> **Written problem**
Extract every line that contains the word "トップページ".

§ §

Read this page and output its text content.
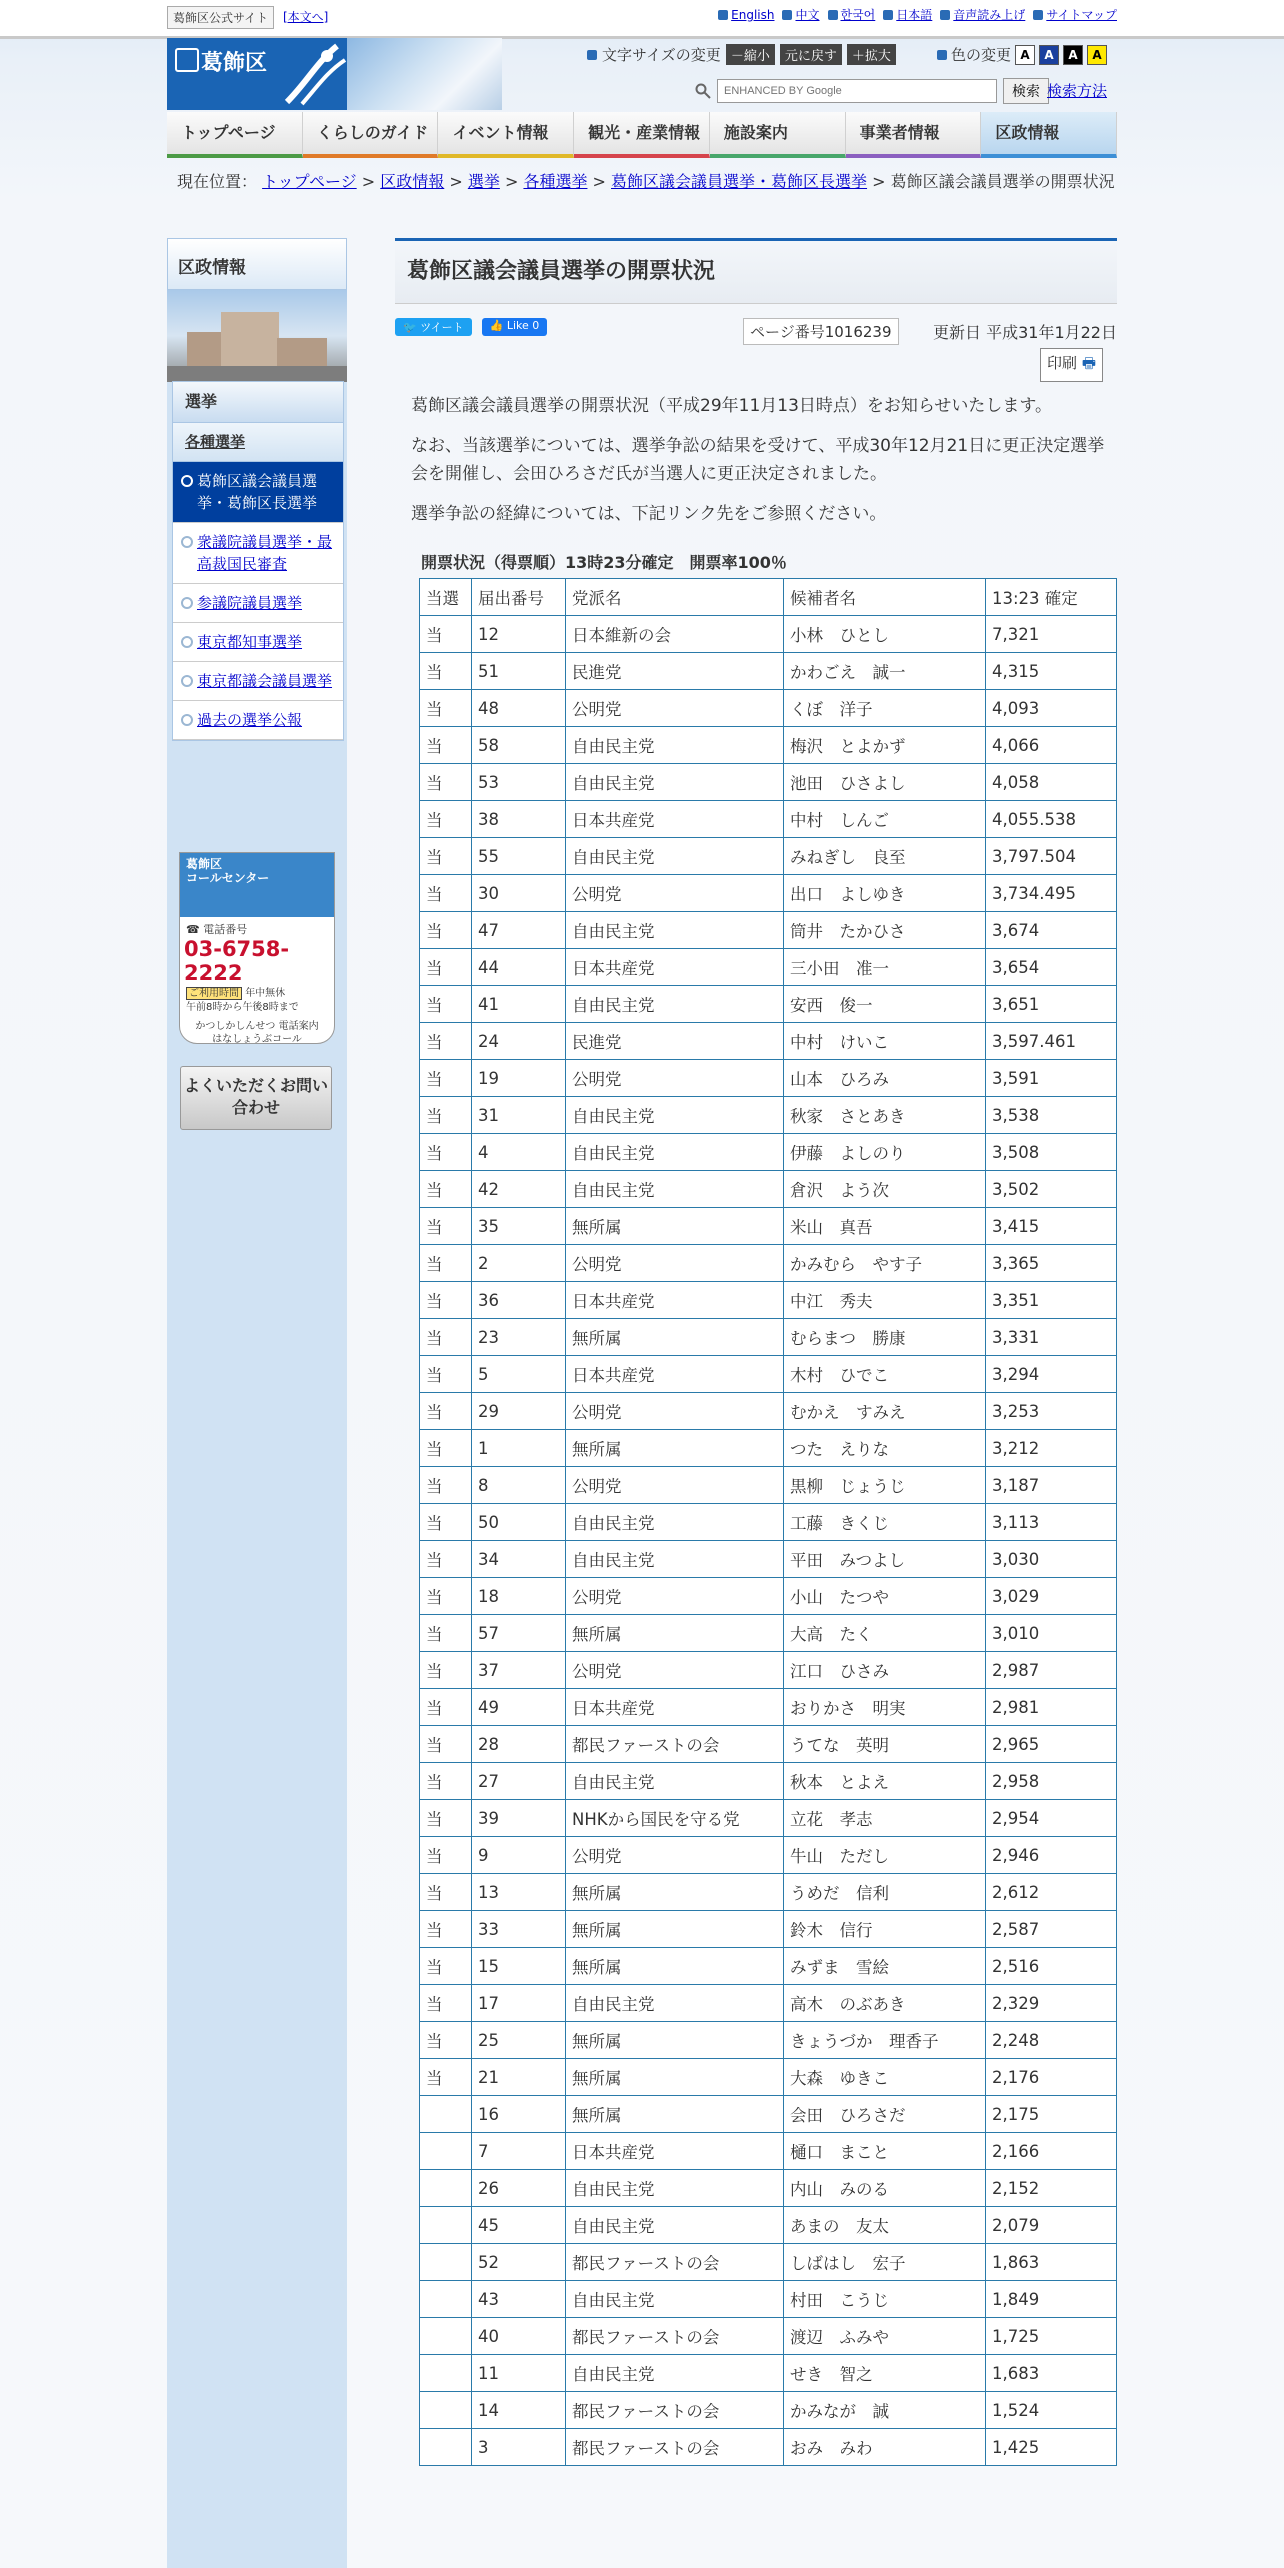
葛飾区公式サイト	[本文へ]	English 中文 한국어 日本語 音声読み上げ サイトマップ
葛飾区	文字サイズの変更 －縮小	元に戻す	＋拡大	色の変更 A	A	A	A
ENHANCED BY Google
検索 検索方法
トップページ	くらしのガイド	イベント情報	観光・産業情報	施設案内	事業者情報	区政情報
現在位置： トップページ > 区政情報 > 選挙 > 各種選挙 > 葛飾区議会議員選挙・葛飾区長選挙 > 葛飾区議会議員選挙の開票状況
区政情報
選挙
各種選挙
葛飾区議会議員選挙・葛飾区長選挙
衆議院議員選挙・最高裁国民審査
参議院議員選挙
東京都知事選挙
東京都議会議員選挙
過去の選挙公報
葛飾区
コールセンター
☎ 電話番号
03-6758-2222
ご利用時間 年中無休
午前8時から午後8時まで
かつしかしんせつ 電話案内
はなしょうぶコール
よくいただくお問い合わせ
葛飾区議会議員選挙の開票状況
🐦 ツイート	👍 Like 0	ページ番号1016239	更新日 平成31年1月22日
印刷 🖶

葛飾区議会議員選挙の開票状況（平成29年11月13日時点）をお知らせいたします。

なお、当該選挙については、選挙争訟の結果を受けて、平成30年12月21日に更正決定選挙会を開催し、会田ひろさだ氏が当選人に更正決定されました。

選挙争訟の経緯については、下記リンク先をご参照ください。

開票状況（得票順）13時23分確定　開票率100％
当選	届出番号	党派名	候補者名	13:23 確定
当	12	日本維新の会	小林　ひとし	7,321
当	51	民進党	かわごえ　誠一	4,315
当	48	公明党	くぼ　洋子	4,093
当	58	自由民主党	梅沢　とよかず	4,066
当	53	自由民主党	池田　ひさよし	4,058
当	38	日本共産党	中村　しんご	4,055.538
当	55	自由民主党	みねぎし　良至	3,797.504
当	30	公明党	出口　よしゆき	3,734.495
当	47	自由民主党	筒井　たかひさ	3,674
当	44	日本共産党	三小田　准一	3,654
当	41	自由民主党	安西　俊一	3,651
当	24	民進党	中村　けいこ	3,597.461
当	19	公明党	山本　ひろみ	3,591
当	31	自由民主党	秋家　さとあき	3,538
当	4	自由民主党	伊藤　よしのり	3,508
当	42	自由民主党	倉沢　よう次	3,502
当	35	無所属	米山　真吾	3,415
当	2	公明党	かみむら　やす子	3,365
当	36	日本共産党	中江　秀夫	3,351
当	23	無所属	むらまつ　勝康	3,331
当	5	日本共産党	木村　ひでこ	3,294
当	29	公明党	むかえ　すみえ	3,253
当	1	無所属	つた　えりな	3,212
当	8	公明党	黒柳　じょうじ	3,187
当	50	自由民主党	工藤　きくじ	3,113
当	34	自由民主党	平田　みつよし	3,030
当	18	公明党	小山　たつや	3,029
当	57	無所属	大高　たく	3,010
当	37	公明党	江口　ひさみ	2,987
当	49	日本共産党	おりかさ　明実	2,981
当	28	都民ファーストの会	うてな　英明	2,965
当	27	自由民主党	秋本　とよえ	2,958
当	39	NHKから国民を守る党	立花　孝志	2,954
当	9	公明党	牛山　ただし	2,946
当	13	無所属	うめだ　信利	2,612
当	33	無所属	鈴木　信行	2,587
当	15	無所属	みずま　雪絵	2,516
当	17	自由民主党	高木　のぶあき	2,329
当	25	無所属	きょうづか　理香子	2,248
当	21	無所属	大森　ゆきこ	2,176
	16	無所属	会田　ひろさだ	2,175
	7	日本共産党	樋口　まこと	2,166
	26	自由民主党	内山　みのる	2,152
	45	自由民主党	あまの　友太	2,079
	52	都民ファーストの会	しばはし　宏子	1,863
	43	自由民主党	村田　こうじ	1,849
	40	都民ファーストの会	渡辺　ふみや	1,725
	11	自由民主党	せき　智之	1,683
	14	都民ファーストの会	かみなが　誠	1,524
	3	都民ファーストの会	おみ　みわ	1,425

§ §

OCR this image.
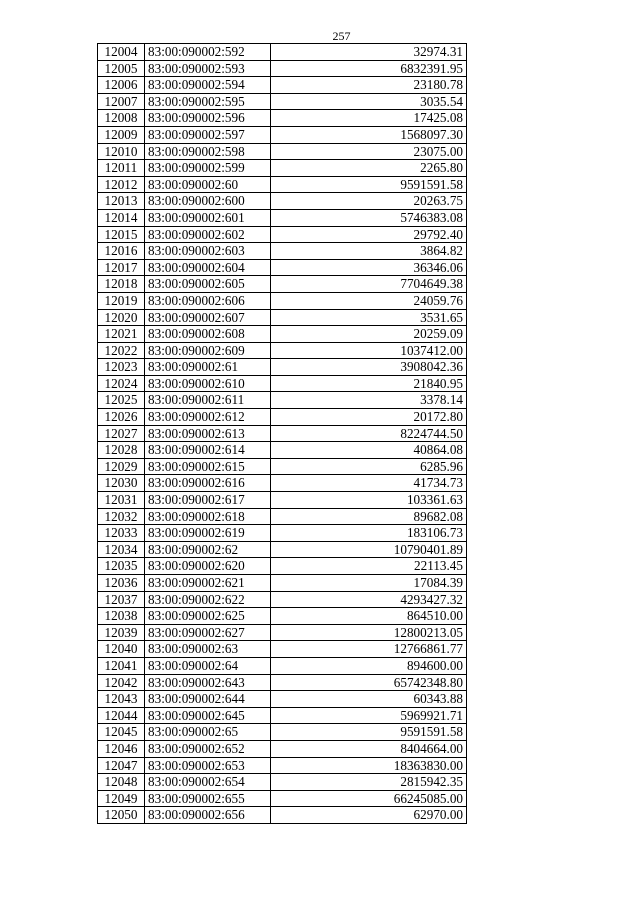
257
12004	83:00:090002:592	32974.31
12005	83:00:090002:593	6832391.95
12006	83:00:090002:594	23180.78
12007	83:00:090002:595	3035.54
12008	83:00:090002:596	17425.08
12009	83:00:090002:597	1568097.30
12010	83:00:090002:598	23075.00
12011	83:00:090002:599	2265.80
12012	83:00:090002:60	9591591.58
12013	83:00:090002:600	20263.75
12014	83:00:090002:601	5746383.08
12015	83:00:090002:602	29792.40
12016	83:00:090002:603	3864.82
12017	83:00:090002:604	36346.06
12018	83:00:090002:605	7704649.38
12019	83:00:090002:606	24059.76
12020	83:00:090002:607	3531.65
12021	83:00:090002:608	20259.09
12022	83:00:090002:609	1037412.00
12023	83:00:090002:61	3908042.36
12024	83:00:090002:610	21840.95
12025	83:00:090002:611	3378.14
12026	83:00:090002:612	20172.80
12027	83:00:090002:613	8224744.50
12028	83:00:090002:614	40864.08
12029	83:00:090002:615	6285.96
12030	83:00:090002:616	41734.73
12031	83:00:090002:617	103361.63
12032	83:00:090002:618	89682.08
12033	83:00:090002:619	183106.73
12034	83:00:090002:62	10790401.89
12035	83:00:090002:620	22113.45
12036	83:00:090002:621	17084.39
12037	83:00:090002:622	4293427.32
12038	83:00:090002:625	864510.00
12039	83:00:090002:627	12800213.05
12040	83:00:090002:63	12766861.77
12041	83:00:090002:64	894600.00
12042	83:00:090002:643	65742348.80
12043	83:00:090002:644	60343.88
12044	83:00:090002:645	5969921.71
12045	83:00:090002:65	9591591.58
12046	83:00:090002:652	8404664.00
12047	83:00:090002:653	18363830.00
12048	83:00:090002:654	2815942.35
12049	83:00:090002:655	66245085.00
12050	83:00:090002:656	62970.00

§ §

> **Answer to the problem**
トップページ	くらしのガイド	イベント情報	観光・産業情報	施設案内	事業者情報	区政情報
現在位置： トップページ > 区政情報 > 選挙 > 各種選挙 > 葛飾区議会議員選挙・葛飾区長選挙 > 葛飾区議会議員選挙の開票状況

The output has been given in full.